>> Begin

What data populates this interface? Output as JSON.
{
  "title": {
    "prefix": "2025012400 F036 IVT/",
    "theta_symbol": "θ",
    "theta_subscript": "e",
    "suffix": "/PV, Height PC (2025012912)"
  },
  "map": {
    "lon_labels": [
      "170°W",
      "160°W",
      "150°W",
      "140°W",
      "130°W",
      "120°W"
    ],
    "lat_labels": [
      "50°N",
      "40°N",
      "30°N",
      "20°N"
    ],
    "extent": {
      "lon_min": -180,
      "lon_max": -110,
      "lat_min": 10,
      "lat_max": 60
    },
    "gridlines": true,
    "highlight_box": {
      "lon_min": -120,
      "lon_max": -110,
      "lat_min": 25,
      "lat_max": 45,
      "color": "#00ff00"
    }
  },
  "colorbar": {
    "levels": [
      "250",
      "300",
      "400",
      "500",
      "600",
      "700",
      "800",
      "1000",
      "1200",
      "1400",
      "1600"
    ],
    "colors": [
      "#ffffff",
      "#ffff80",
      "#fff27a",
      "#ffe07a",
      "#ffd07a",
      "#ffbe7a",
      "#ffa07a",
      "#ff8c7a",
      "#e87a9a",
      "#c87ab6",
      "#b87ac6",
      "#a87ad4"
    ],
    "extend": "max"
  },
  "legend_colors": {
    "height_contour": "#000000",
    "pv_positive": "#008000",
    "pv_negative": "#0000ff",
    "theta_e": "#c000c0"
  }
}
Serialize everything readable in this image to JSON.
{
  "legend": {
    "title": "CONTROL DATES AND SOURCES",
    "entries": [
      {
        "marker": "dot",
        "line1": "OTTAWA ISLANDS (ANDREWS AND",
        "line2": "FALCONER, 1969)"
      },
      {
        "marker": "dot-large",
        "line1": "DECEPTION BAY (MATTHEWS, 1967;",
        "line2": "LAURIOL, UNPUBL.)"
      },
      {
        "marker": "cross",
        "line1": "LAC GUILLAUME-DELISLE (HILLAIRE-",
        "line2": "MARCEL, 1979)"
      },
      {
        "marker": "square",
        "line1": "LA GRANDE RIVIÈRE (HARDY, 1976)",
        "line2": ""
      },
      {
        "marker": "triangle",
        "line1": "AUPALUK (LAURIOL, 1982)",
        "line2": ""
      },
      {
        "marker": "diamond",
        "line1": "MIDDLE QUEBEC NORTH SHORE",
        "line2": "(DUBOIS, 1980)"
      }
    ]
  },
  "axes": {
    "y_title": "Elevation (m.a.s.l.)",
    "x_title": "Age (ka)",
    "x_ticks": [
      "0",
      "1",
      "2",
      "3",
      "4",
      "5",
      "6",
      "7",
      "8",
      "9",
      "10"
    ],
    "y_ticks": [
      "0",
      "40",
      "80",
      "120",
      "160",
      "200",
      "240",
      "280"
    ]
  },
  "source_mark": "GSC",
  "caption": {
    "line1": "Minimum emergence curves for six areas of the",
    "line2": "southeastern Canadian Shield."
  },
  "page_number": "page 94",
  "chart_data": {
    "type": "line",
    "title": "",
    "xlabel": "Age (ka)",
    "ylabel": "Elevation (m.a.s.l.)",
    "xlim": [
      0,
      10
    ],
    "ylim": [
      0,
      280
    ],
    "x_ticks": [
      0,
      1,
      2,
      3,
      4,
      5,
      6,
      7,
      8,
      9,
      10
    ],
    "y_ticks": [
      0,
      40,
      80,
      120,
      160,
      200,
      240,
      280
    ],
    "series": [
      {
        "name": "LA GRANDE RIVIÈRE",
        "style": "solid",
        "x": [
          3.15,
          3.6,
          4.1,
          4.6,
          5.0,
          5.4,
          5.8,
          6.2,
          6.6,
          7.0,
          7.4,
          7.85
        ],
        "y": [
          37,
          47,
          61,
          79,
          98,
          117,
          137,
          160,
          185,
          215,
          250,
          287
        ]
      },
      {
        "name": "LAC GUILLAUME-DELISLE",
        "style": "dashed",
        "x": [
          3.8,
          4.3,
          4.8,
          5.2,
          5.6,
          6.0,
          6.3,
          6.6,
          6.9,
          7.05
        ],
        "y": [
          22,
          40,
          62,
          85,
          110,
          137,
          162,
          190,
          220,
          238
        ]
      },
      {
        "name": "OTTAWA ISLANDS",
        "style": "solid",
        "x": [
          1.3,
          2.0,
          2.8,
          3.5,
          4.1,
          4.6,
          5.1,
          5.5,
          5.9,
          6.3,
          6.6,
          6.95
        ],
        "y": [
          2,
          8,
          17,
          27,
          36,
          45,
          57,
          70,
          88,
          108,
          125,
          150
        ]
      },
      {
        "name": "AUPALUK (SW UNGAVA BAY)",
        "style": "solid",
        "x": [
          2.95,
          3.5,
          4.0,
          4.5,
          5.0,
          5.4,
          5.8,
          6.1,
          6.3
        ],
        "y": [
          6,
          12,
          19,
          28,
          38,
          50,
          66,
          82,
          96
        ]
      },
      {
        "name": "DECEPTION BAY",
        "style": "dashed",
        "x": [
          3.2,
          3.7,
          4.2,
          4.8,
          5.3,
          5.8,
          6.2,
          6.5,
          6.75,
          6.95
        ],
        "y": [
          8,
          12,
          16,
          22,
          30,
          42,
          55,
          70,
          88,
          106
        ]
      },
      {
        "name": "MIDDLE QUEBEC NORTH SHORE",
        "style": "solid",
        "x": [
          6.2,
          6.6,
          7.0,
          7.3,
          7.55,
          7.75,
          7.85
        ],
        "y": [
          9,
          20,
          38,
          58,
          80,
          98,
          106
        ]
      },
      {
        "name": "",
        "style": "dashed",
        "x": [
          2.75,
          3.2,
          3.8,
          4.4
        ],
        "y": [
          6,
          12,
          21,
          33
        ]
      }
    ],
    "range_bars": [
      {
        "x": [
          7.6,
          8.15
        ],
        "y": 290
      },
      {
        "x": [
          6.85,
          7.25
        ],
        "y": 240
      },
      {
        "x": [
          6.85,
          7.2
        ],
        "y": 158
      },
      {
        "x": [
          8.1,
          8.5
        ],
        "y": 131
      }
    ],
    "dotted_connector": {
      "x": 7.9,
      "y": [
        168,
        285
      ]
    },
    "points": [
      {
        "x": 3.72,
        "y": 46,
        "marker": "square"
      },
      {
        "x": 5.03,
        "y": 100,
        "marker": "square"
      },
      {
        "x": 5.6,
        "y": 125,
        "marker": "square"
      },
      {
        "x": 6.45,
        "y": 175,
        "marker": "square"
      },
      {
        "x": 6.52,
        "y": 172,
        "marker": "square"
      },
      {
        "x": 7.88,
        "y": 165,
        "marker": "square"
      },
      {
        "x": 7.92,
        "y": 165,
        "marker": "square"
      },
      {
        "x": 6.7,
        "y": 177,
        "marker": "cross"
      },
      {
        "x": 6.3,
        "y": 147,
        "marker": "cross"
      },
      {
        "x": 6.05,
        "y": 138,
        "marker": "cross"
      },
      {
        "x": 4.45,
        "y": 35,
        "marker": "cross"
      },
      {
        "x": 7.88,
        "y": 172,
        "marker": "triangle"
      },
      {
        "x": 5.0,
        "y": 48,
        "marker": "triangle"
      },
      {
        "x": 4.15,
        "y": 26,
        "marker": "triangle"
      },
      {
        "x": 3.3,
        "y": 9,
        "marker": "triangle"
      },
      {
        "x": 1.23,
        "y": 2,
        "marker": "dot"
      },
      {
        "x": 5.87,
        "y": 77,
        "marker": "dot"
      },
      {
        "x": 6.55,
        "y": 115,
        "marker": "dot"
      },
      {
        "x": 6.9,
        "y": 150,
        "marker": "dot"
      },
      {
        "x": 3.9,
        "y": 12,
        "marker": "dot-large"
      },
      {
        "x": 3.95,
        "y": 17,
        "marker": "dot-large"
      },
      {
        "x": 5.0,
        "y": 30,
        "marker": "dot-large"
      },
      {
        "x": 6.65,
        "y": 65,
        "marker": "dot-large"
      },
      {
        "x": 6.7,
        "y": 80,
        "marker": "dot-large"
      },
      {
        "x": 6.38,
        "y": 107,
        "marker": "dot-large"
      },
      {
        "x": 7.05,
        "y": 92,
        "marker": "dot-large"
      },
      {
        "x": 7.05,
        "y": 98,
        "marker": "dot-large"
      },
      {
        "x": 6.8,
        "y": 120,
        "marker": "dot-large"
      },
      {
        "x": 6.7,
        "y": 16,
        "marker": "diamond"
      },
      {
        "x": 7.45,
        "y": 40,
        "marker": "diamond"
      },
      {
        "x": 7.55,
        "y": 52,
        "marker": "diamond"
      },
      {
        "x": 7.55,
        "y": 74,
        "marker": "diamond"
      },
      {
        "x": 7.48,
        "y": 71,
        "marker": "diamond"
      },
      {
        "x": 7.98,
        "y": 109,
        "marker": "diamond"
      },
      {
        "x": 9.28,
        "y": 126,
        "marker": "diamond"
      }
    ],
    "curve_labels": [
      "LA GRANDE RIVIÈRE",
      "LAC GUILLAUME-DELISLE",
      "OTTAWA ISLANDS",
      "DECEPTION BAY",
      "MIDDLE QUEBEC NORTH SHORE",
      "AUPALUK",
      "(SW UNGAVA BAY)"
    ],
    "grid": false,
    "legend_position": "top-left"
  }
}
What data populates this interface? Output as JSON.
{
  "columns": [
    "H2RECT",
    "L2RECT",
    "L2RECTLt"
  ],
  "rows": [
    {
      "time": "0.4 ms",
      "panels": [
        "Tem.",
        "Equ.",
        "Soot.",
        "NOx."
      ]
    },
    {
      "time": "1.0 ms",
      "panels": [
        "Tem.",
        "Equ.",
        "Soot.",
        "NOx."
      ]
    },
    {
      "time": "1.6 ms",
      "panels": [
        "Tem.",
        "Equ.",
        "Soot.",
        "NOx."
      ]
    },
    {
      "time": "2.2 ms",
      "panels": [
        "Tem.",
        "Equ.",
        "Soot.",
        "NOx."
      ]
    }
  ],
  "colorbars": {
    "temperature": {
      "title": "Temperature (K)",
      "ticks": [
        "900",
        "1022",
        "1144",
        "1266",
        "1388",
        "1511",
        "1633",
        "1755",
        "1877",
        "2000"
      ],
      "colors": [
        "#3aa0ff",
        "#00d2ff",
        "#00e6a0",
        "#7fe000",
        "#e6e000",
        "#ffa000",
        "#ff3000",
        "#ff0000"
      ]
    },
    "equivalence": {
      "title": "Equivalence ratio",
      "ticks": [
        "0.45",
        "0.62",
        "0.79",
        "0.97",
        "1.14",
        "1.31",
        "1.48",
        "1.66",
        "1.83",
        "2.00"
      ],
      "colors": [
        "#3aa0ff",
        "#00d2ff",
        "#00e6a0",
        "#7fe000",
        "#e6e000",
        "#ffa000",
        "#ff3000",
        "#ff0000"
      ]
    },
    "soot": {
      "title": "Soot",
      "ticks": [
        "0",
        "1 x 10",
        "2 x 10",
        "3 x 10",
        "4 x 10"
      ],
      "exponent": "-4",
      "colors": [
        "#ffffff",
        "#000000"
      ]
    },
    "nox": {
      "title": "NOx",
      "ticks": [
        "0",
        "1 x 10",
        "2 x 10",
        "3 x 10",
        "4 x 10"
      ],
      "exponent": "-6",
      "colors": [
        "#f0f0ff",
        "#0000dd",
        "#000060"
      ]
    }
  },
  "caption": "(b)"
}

>> End

**DO THIS**: Copy out each line in the preceding records that contains "time".

**RESPONSE TO THE EXERCISE**:
      "time": "0.4 ms",
      "time": "1.0 ms",
      "time": "1.6 ms",
      "time": "2.2 ms",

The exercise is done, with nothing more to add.